Dataset entries:
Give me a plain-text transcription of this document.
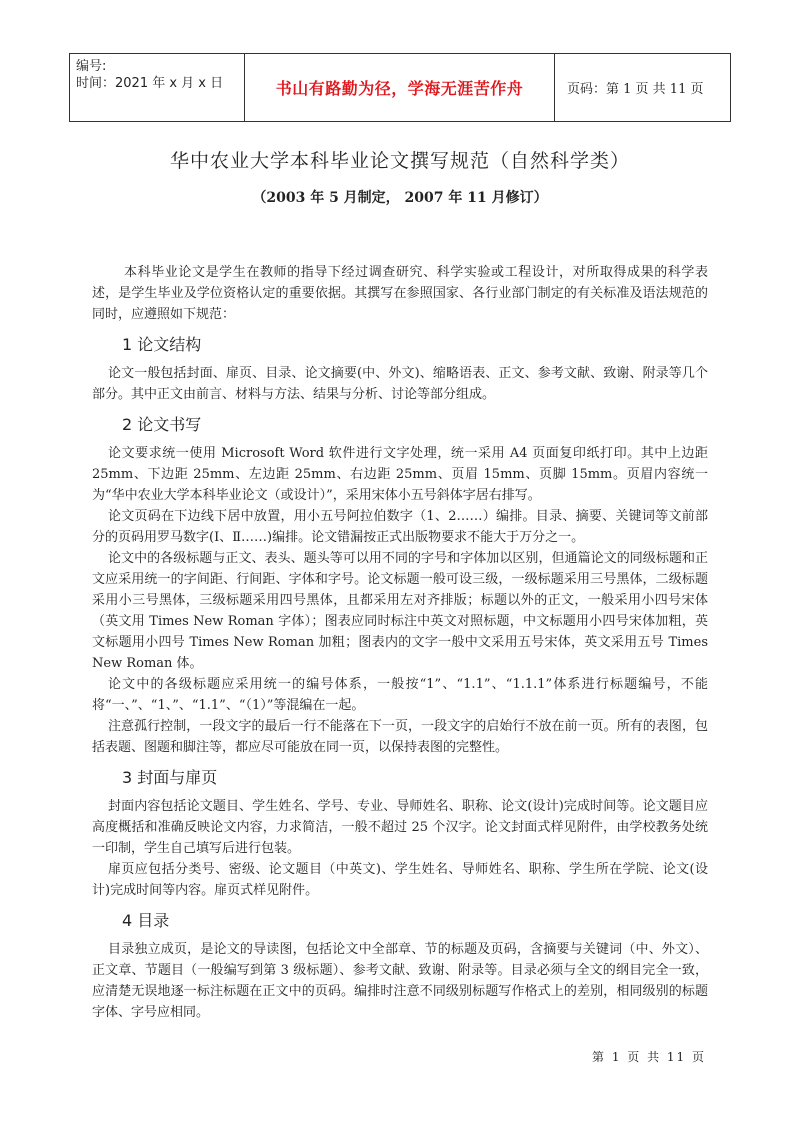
编号:
时间：2021 年 x 月 x 日	书山有路勤为径，学海无涯苦作舟	页码：第 1 页 共 11 页
华中农业大学本科毕业论文撰写规范（自然科学类）
（2003 年 5 月制定， 2007 年 11 月修订）

本科毕业论文是学生在教师的指导下经过调查研究、科学实验或工程设计，对所取得成果的科学表述，是学生毕业及学位资格认定的重要依据。其撰写在参照国家、各行业部门制定的有关标准及语法规范的同时，应遵照如下规范：

1 论文结构

论文一般包括封面、扉页、目录、论文摘要(中、外文)、缩略语表、正文、参考文献、致谢、附录等几个部分。其中正文由前言、材料与方法、结果与分析、讨论等部分组成。

2 论文书写

论文要求统一使用 Microsoft Word 软件进行文字处理，统一采用 A4 页面复印纸打印。其中上边距 25mm、下边距 25mm、左边距 25mm、右边距 25mm、页眉 15mm、页脚 15mm。页眉内容统一为“华中农业大学本科毕业论文（或设计）”，采用宋体小五号斜体字居右排写。

论文页码在下边线下居中放置，用小五号阿拉伯数字（1、2……）编排。目录、摘要、关键词等文前部分的页码用罗马数字(Ⅰ、Ⅱ……)编排。论文错漏按正式出版物要求不能大于万分之一。

论文中的各级标题与正文、表头、题头等可以用不同的字号和字体加以区别，但通篇论文的同级标题和正文应采用统一的字间距、行间距、字体和字号。论文标题一般可设三级，一级标题采用三号黑体，二级标题采用小三号黑体，三级标题采用四号黑体，且都采用左对齐排版；标题以外的正文，一般采用小四号宋体（英文用 Times New Roman 字体）；图表应同时标注中英文对照标题，中文标题用小四号宋体加粗，英文标题用小四号 Times New Roman 加粗；图表内的文字一般中文采用五号宋体，英文采用五号 Times New Roman 体。

论文中的各级标题应采用统一的编号体系，一般按“1”、“1.1”、“1.1.1”体系进行标题编号，不能将“一、”、“1、”、“1.1”、“（1）”等混编在一起。

注意孤行控制，一段文字的最后一行不能落在下一页，一段文字的启始行不放在前一页。所有的表图，包括表题、图题和脚注等，都应尽可能放在同一页，以保持表图的完整性。

3 封面与扉页

封面内容包括论文题目、学生姓名、学号、专业、导师姓名、职称、论文(设计)完成时间等。论文题目应高度概括和准确反映论文内容，力求简洁，一般不超过 25 个汉字。论文封面式样见附件，由学校教务处统一印制，学生自己填写后进行包装。

扉页应包括分类号、密级、论文题目（中英文)、学生姓名、导师姓名、职称、学生所在学院、论文(设计)完成时间等内容。扉页式样见附件。

4 目录

目录独立成页，是论文的导读图，包括论文中全部章、节的标题及页码，含摘要与关键词（中、外文）、正文章、节题目（一般编写到第 3 级标题）、参考文献、致谢、附录等。目录必须与全文的纲目完全一致，应清楚无误地逐一标注标题在正文中的页码。编排时注意不同级别标题写作格式上的差别，相同级别的标题字体、字号应相同。

第 1 页 共 11 页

» Given task: Show every line from the entries above in which the word "导师姓名" appears.

» Exercise response:
封面内容包括论文题目、学生姓名、学号、专业、导师姓名、职称、论文(设计)完成时间等。论文题目应高度概括和准确反映论文内容，力求简洁，一般不超过 25 个汉字。论文封面式样见附件，由学校教务处统一印制，学生自己填写后进行包装。
扉页应包括分类号、密级、论文题目（中英文)、学生姓名、导师姓名、职称、学生所在学院、论文(设计)完成时间等内容。扉页式样见附件。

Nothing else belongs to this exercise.